• Dataset records:
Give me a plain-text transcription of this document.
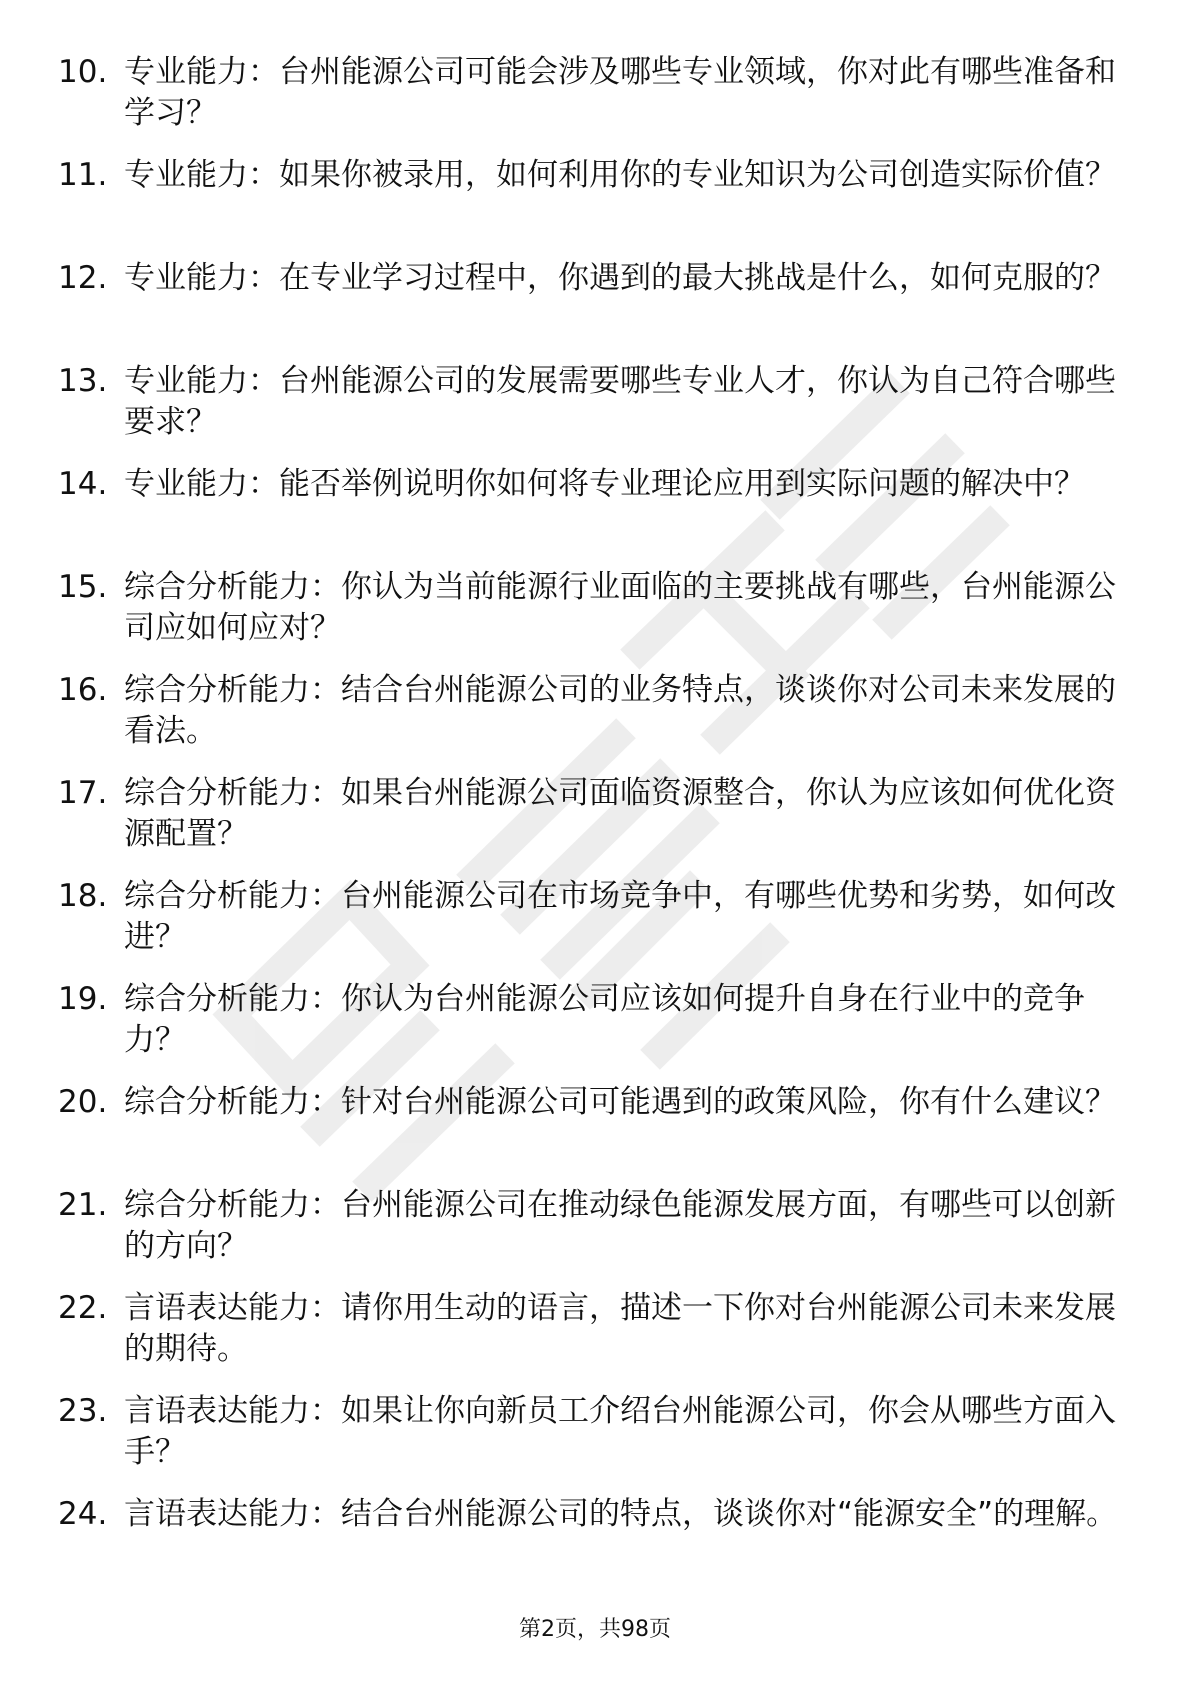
10. 专业能力：台州能源公司可能会涉及哪些专业领域，你对此有哪些准备和学习？
11. 专业能力：如果你被录用，如何利用你的专业知识为公司创造实际价值？
12. 专业能力：在专业学习过程中，你遇到的最大挑战是什么，如何克服的？
13. 专业能力：台州能源公司的发展需要哪些专业人才，你认为自己符合哪些要求？
14. 专业能力：能否举例说明你如何将专业理论应用到实际问题的解决中？
15. 综合分析能力：你认为当前能源行业面临的主要挑战有哪些，台州能源公司应如何应对？
16. 综合分析能力：结合台州能源公司的业务特点，谈谈你对公司未来发展的看法。
17. 综合分析能力：如果台州能源公司面临资源整合，你认为应该如何优化资源配置？
18. 综合分析能力：台州能源公司在市场竞争中，有哪些优势和劣势，如何改进？
19. 综合分析能力：你认为台州能源公司应该如何提升自身在行业中的竞争力？
20. 综合分析能力：针对台州能源公司可能遇到的政策风险，你有什么建议？
21. 综合分析能力：台州能源公司在推动绿色能源发展方面，有哪些可以创新的方向？
22. 言语表达能力：请你用生动的语言，描述一下你对台州能源公司未来发展的期待。
23. 言语表达能力：如果让你向新员工介绍台州能源公司，你会从哪些方面入手？
24. 言语表达能力：结合台州能源公司的特点，谈谈你对“能源安全”的理解。
第2页，共98页
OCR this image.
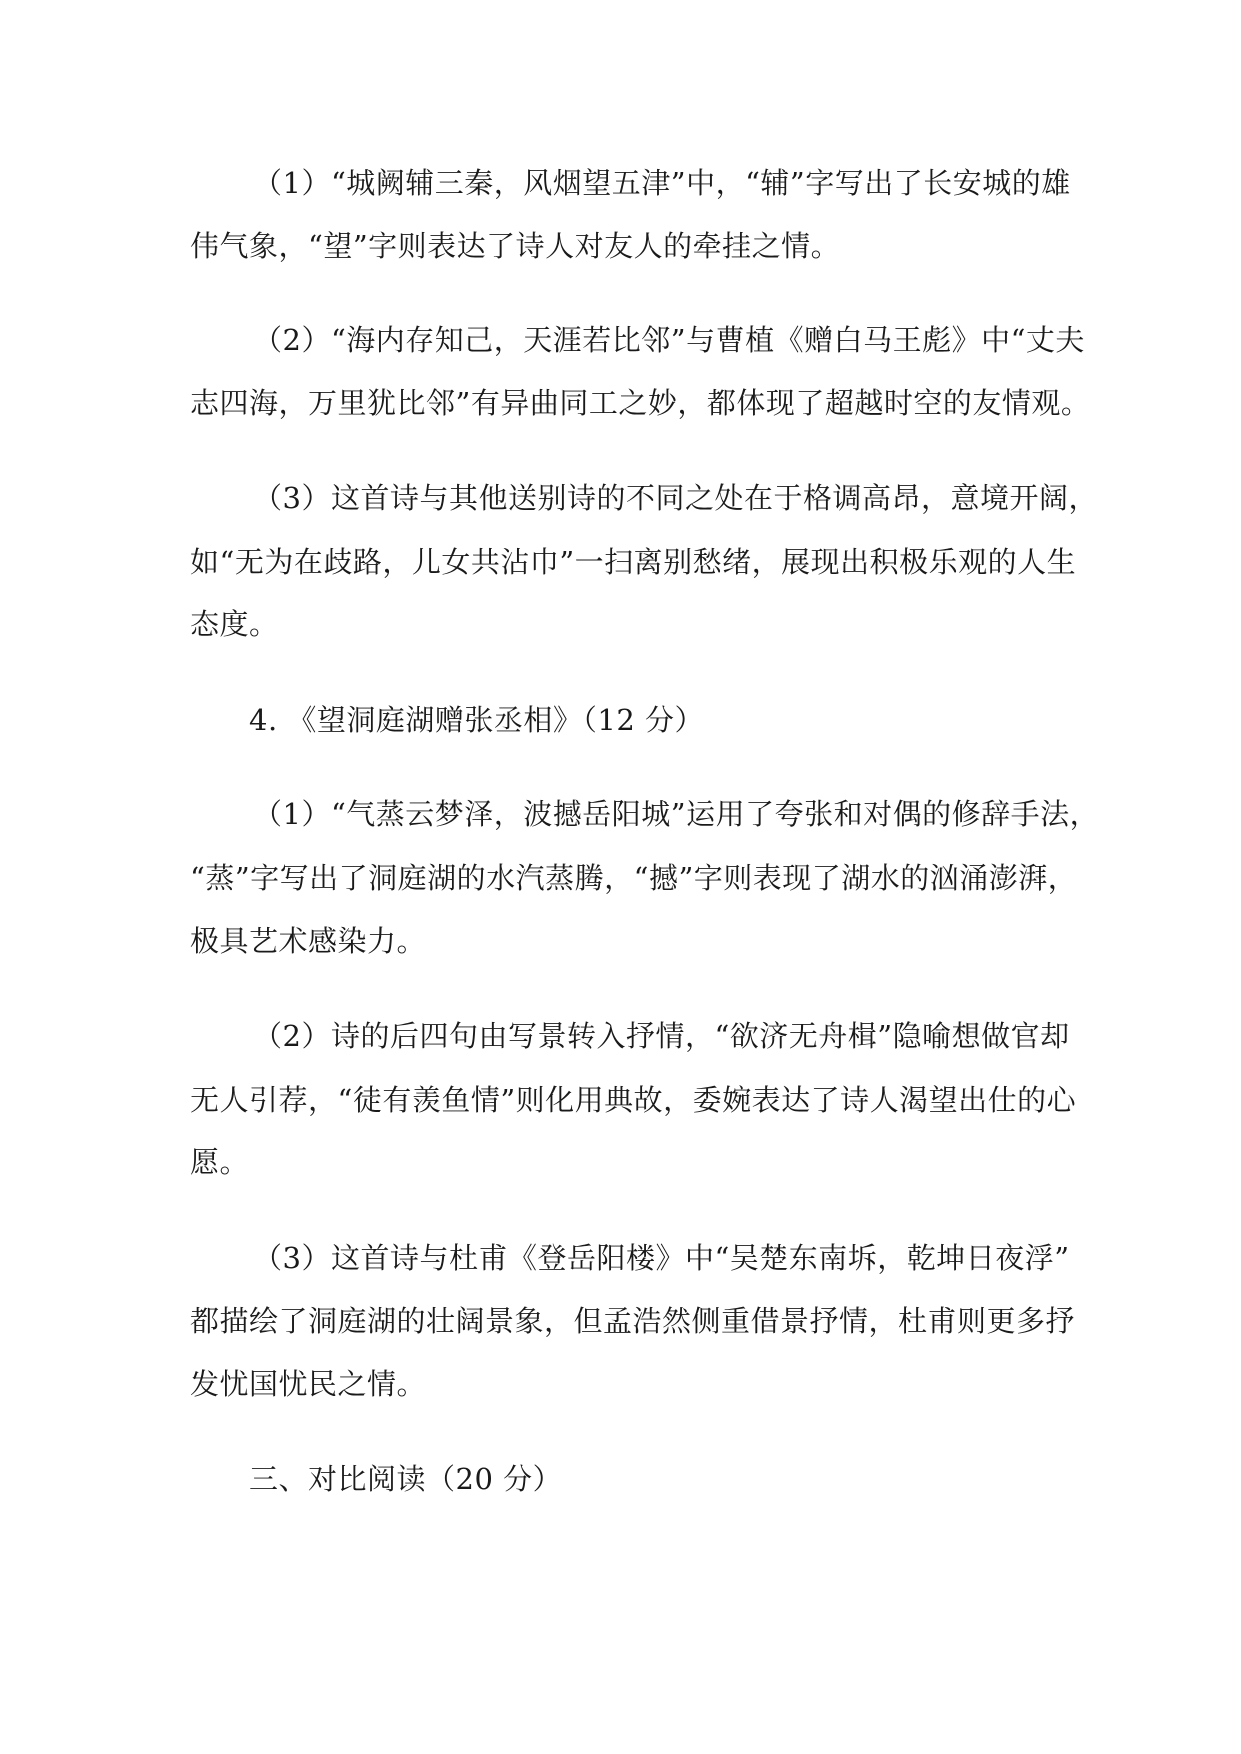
（1）“城阙辅三秦，风烟望五津”中，“辅”字写出了长安城的雄
伟气象，“望”字则表达了诗人对友人的牵挂之情。
（2）“海内存知己，天涯若比邻”与曹植《赠白马王彪》中“丈夫
志四海，万里犹比邻”有异曲同工之妙，都体现了超越时空的友情观。
（3）这首诗与其他送别诗的不同之处在于格调高昂，意境开阔，
如“无为在歧路，儿女共沾巾”一扫离别愁绪，展现出积极乐观的人生
态度。
4. 《望洞庭湖赠张丞相》（12 分）
（1）“气蒸云梦泽，波撼岳阳城”运用了夸张和对偶的修辞手法，
“蒸”字写出了洞庭湖的水汽蒸腾，“撼”字则表现了湖水的汹涌澎湃，
极具艺术感染力。
（2）诗的后四句由写景转入抒情，“欲济无舟楫”隐喻想做官却
无人引荐，“徒有羡鱼情”则化用典故，委婉表达了诗人渴望出仕的心
愿。
（3）这首诗与杜甫《登岳阳楼》中“吴楚东南坼，乾坤日夜浮”
都描绘了洞庭湖的壮阔景象，但孟浩然侧重借景抒情，杜甫则更多抒
发忧国忧民之情。
三、对比阅读（20 分）
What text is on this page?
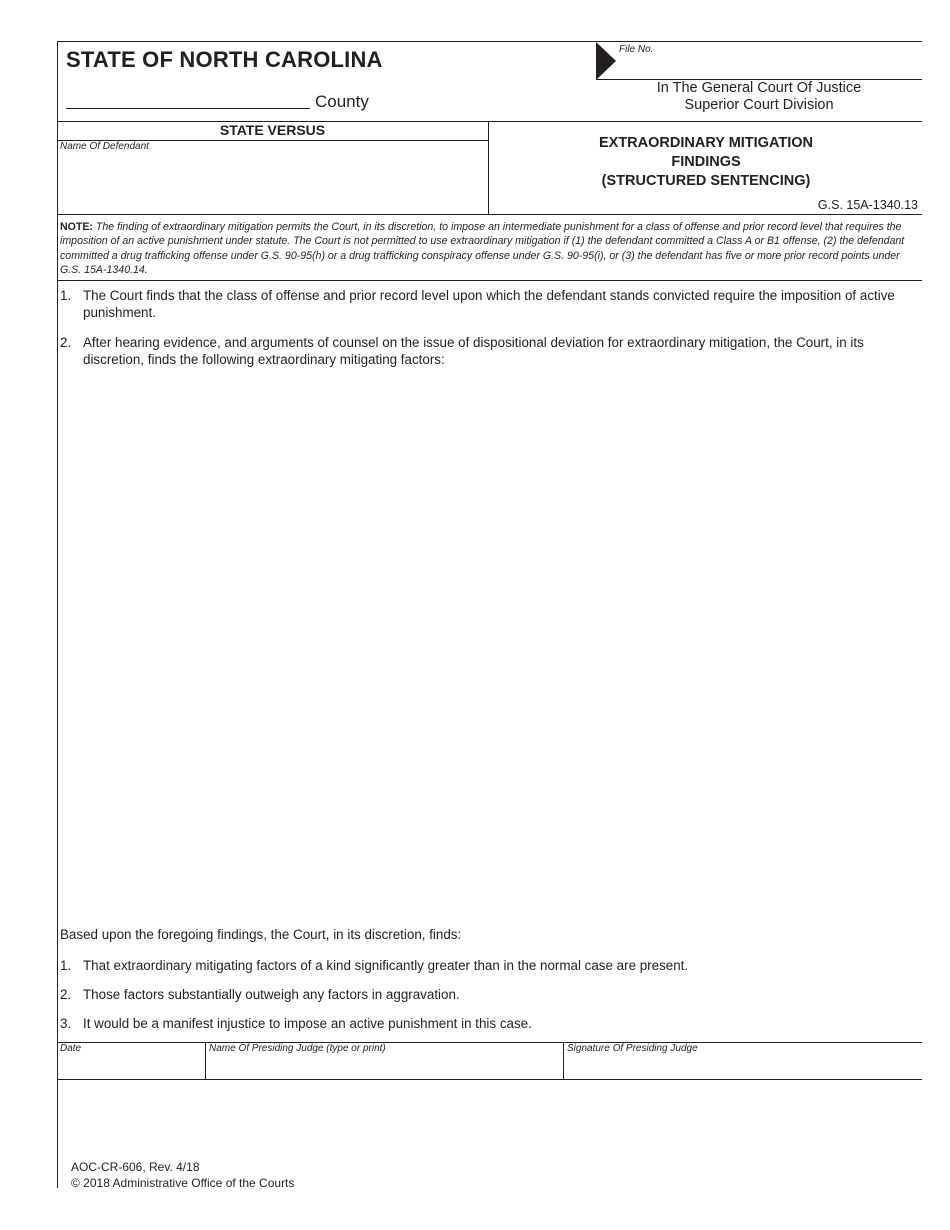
STATE OF NORTH CAROLINA
County
File No.
In The General Court Of Justice
Superior Court Division
STATE VERSUS
Name Of Defendant	EXTRAORDINARY MITIGATION
FINDINGS
(STRUCTURED SENTENCING)
G.S. 15A-1340.13
NOTE: The finding of extraordinary mitigation permits the Court, in its discretion, to impose an intermediate punishment for a class of offense and prior record level that requires the imposition of an active punishment under statute. The Court is not permitted to use extraordinary mitigation if (1) the defendant committed a Class A or B1 offense, (2) the defendant committed a drug trafficking offense under G.S. 90-95(h) or a drug trafficking conspiracy offense under G.S. 90-95(i), or (3) the defendant has five or more prior record points under G.S. 15A-1340.14.
1. The Court finds that the class of offense and prior record level upon which the defendant stands convicted require the imposition of active punishment.
2. After hearing evidence, and arguments of counsel on the issue of dispositional deviation for extraordinary mitigation, the Court, in its discretion, finds the following extraordinary mitigating factors:
Based upon the foregoing findings, the Court, in its discretion, finds:
1. That extraordinary mitigating factors of a kind significantly greater than in the normal case are present.
2. Those factors substantially outweigh any factors in aggravation.
3. It would be a manifest injustice to impose an active punishment in this case.
Date	Name Of Presiding Judge (type or print)	Signature Of Presiding Judge
AOC-CR-606, Rev. 4/18
© 2018 Administrative Office of the Courts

• Given request: In this exercise, set down all of the data exactly, without the pictures.

• Completed exercise:
Give me a plain-text transcription of this document.
10. 专业能力：台州能源公司可能会涉及哪些专业领域，你对此有哪些准备和学习？
11. 专业能力：如果你被录用，如何利用你的专业知识为公司创造实际价值？
12. 专业能力：在专业学习过程中，你遇到的最大挑战是什么，如何克服的？
13. 专业能力：台州能源公司的发展需要哪些专业人才，你认为自己符合哪些要求？
14. 专业能力：能否举例说明你如何将专业理论应用到实际问题的解决中？
15. 综合分析能力：你认为当前能源行业面临的主要挑战有哪些，台州能源公司应如何应对？
16. 综合分析能力：结合台州能源公司的业务特点，谈谈你对公司未来发展的看法。
17. 综合分析能力：如果台州能源公司面临资源整合，你认为应该如何优化资源配置？
18. 综合分析能力：台州能源公司在市场竞争中，有哪些优势和劣势，如何改进？
19. 综合分析能力：你认为台州能源公司应该如何提升自身在行业中的竞争力？
20. 综合分析能力：针对台州能源公司可能遇到的政策风险，你有什么建议？
21. 综合分析能力：台州能源公司在推动绿色能源发展方面，有哪些可以创新的方向？
22. 言语表达能力：请你用生动的语言，描述一下你对台州能源公司未来发展的期待。
23. 言语表达能力：如果让你向新员工介绍台州能源公司，你会从哪些方面入手？
24. 言语表达能力：结合台州能源公司的特点，谈谈你对“能源安全”的理解。
第2页，共98页
OCR this image.
（1）“城阙辅三秦，风烟望五津”中，“辅”字写出了长安城的雄
伟气象，“望”字则表达了诗人对友人的牵挂之情。
（2）“海内存知己，天涯若比邻”与曹植《赠白马王彪》中“丈夫
志四海，万里犹比邻”有异曲同工之妙，都体现了超越时空的友情观。
（3）这首诗与其他送别诗的不同之处在于格调高昂，意境开阔，
如“无为在歧路，儿女共沾巾”一扫离别愁绪，展现出积极乐观的人生
态度。
4. 《望洞庭湖赠张丞相》（12 分）
（1）“气蒸云梦泽，波撼岳阳城”运用了夸张和对偶的修辞手法，
“蒸”字写出了洞庭湖的水汽蒸腾，“撼”字则表现了湖水的汹涌澎湃，
极具艺术感染力。
（2）诗的后四句由写景转入抒情，“欲济无舟楫”隐喻想做官却
无人引荐，“徒有羡鱼情”则化用典故，委婉表达了诗人渴望出仕的心
愿。
（3）这首诗与杜甫《登岳阳楼》中“吴楚东南坼，乾坤日夜浮”
都描绘了洞庭湖的壮阔景象，但孟浩然侧重借景抒情，杜甫则更多抒
发忧国忧民之情。
三、对比阅读（20 分）
What text is on this page?
STATE OF NORTH CAROLINA
County
File No.
In The General Court Of Justice
Superior Court Division
STATE VERSUS
Name Of Defendant	EXTRAORDINARY MITIGATION
FINDINGS
(STRUCTURED SENTENCING)
G.S. 15A-1340.13
NOTE: The finding of extraordinary mitigation permits the Court, in its discretion, to impose an intermediate punishment for a class of offense and prior record level that requires the imposition of an active punishment under statute. The Court is not permitted to use extraordinary mitigation if (1) the defendant committed a Class A or B1 offense, (2) the defendant committed a drug trafficking offense under G.S. 90-95(h) or a drug trafficking conspiracy offense under G.S. 90-95(i), or (3) the defendant has five or more prior record points under G.S. 15A-1340.14.
1. The Court finds that the class of offense and prior record level upon which the defendant stands convicted require the imposition of active punishment.
2. After hearing evidence, and arguments of counsel on the issue of dispositional deviation for extraordinary mitigation, the Court, in its discretion, finds the following extraordinary mitigating factors:
Based upon the foregoing findings, the Court, in its discretion, finds:
1. That extraordinary mitigating factors of a kind significantly greater than in the normal case are present.
2. Those factors substantially outweigh any factors in aggravation.
3. It would be a manifest injustice to impose an active punishment in this case.
Date	Name Of Presiding Judge (type or print)	Signature Of Presiding Judge
AOC-CR-606, Rev. 4/18
© 2018 Administrative Office of the Courts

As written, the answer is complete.